What to do
Show every line where "this" occurs.

+---+

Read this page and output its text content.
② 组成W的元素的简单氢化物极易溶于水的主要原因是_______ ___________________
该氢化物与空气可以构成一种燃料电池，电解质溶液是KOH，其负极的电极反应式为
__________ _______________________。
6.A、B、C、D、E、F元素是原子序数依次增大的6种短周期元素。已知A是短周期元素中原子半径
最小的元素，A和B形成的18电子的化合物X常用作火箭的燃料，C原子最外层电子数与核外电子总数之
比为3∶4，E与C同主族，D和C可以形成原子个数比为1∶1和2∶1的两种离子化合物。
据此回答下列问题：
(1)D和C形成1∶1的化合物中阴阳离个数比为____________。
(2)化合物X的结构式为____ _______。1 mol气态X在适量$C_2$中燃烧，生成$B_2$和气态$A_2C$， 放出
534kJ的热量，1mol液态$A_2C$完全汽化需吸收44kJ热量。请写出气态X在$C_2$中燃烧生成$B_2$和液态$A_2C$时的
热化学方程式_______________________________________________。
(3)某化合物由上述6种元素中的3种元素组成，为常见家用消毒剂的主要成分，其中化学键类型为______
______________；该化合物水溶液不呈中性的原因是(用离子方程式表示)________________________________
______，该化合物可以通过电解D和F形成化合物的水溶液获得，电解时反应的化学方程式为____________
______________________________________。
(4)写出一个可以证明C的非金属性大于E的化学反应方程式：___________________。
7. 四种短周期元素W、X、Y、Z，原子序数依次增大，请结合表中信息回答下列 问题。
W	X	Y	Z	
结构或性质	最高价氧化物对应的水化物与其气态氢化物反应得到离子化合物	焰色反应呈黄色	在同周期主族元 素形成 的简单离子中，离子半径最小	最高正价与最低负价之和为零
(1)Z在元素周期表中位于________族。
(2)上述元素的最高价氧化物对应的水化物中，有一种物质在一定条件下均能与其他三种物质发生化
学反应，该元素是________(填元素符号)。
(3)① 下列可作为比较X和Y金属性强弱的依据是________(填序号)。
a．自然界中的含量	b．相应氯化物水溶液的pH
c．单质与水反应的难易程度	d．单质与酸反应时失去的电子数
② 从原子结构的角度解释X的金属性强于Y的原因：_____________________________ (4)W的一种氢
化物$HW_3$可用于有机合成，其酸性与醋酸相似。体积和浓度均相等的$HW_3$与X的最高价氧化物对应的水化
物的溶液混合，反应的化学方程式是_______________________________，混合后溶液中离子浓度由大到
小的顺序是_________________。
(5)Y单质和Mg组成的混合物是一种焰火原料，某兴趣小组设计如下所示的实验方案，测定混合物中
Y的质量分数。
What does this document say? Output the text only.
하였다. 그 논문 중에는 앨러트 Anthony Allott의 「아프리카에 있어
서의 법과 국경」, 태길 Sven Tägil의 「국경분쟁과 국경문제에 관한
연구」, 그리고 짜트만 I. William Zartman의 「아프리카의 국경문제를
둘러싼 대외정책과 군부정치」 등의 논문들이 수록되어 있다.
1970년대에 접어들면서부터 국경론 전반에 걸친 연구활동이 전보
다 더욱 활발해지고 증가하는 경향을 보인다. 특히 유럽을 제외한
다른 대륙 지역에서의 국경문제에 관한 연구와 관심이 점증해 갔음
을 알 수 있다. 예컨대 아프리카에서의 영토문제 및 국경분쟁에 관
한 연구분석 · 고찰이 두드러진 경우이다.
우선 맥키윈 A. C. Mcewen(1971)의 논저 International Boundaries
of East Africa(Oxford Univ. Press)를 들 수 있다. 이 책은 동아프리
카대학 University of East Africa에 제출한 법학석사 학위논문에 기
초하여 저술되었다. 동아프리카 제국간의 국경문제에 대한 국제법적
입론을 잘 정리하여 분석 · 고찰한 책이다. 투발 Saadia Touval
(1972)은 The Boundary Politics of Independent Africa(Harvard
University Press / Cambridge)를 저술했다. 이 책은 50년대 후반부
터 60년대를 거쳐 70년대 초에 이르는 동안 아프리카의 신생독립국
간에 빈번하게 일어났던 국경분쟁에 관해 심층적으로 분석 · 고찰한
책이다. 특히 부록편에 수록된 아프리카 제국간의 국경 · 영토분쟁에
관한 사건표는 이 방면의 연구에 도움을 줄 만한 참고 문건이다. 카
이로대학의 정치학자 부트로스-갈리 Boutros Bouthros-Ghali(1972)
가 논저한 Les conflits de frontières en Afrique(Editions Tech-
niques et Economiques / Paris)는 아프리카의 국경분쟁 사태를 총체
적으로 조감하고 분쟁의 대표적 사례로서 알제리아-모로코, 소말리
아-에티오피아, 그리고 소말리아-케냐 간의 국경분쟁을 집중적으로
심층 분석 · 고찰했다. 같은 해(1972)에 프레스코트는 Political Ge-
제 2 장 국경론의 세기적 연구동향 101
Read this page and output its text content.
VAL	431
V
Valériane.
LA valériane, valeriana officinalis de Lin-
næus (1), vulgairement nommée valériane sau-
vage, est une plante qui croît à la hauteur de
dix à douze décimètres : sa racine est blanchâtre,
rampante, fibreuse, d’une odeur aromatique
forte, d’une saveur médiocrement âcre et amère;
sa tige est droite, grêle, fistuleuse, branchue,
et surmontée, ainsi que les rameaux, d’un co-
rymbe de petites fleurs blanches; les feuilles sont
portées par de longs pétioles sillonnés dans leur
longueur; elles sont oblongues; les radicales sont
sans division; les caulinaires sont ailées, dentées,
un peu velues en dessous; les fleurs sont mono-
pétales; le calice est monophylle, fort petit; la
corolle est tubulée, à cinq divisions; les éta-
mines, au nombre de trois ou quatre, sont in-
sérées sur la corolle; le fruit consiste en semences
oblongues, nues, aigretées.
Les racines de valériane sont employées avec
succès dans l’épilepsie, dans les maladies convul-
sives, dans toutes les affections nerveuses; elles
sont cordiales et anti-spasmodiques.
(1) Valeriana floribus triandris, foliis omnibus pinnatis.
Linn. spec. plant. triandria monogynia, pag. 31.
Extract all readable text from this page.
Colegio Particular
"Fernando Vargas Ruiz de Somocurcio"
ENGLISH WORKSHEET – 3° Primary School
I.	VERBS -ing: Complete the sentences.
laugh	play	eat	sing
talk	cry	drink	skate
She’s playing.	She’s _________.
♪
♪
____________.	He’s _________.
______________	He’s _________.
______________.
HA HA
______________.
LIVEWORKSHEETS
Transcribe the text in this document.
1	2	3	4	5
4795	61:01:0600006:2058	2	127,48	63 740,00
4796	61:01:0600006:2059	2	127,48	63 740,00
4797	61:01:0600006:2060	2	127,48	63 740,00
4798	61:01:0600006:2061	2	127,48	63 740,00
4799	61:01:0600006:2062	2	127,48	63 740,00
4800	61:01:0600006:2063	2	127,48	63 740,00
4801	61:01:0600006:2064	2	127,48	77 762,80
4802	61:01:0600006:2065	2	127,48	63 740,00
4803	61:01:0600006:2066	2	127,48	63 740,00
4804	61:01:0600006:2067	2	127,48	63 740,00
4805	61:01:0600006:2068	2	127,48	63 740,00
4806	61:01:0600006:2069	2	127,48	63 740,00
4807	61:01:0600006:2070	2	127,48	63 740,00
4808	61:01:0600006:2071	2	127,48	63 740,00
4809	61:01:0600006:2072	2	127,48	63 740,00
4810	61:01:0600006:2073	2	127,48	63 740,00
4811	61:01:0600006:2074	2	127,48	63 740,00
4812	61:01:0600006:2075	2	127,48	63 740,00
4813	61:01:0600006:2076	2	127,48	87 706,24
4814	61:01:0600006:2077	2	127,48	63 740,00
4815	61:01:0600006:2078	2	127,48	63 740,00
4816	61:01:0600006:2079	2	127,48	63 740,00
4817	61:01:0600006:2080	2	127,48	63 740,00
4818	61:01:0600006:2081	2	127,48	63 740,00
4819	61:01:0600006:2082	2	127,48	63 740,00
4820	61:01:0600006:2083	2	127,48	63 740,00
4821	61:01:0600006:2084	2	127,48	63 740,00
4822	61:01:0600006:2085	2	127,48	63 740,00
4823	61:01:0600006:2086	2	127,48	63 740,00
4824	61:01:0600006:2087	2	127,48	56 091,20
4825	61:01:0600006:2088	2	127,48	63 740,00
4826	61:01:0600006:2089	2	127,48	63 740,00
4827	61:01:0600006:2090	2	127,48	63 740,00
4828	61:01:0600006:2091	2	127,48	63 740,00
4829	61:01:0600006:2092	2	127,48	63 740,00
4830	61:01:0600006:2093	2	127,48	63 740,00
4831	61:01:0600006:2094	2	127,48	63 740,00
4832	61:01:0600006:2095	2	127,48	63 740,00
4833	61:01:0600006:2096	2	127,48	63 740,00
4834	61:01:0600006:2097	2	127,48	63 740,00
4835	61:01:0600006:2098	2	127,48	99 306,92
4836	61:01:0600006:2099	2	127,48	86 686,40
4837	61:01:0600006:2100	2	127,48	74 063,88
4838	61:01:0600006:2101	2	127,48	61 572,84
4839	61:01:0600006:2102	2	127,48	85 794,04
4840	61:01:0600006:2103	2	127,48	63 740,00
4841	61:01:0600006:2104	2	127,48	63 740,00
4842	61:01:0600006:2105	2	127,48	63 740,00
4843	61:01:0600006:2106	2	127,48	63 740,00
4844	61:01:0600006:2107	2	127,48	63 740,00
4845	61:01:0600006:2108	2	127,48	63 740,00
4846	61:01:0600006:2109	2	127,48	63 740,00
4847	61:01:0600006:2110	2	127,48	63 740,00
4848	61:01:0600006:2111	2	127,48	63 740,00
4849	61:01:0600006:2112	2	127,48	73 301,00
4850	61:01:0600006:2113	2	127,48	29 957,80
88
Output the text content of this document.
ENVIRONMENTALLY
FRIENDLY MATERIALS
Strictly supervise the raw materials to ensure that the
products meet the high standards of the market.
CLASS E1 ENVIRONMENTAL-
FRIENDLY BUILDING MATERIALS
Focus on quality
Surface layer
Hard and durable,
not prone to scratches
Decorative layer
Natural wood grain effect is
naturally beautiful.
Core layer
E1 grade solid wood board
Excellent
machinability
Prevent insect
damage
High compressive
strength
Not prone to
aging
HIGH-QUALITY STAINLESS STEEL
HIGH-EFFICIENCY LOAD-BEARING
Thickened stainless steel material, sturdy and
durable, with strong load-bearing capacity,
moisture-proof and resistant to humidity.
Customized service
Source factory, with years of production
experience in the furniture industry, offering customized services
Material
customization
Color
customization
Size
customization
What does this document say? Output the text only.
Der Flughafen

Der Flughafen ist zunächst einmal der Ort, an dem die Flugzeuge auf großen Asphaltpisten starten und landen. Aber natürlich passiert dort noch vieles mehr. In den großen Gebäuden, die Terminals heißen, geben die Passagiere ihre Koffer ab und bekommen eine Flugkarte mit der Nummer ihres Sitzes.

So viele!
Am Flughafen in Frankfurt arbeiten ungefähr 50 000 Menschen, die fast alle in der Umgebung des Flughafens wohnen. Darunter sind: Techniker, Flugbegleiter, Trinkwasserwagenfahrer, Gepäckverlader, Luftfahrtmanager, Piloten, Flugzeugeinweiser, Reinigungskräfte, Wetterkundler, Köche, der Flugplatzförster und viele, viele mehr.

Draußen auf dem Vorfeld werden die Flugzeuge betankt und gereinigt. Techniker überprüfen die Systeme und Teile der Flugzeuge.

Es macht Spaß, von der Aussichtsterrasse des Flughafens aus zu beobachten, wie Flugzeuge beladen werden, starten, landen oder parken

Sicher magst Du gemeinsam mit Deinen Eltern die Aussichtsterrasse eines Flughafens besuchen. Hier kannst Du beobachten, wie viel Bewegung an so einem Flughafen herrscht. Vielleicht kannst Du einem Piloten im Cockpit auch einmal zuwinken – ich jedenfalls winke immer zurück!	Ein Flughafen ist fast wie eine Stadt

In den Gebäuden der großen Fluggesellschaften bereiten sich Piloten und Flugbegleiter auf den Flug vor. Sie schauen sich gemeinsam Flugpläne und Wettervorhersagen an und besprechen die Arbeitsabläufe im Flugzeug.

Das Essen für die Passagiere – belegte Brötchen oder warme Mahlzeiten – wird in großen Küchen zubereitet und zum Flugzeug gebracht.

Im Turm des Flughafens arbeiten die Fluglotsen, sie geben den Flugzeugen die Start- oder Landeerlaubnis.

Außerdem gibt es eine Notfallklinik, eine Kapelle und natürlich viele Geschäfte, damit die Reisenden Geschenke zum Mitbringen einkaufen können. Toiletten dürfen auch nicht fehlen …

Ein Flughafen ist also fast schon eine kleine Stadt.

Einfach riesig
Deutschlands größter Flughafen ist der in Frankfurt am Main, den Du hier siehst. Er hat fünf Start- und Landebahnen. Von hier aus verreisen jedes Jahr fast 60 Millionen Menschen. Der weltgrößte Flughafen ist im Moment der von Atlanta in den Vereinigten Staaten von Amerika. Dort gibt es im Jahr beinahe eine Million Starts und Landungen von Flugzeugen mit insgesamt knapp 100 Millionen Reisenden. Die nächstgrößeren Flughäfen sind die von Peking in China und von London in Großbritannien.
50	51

+---+

Written response
Read this page and output its text content.
What does this document say? Output the text only.
Read this page and output its text content.
Extract all readable text from this page.
Transcribe the text in this document.
Output the text content of this document.
What does this document say? Output the text only.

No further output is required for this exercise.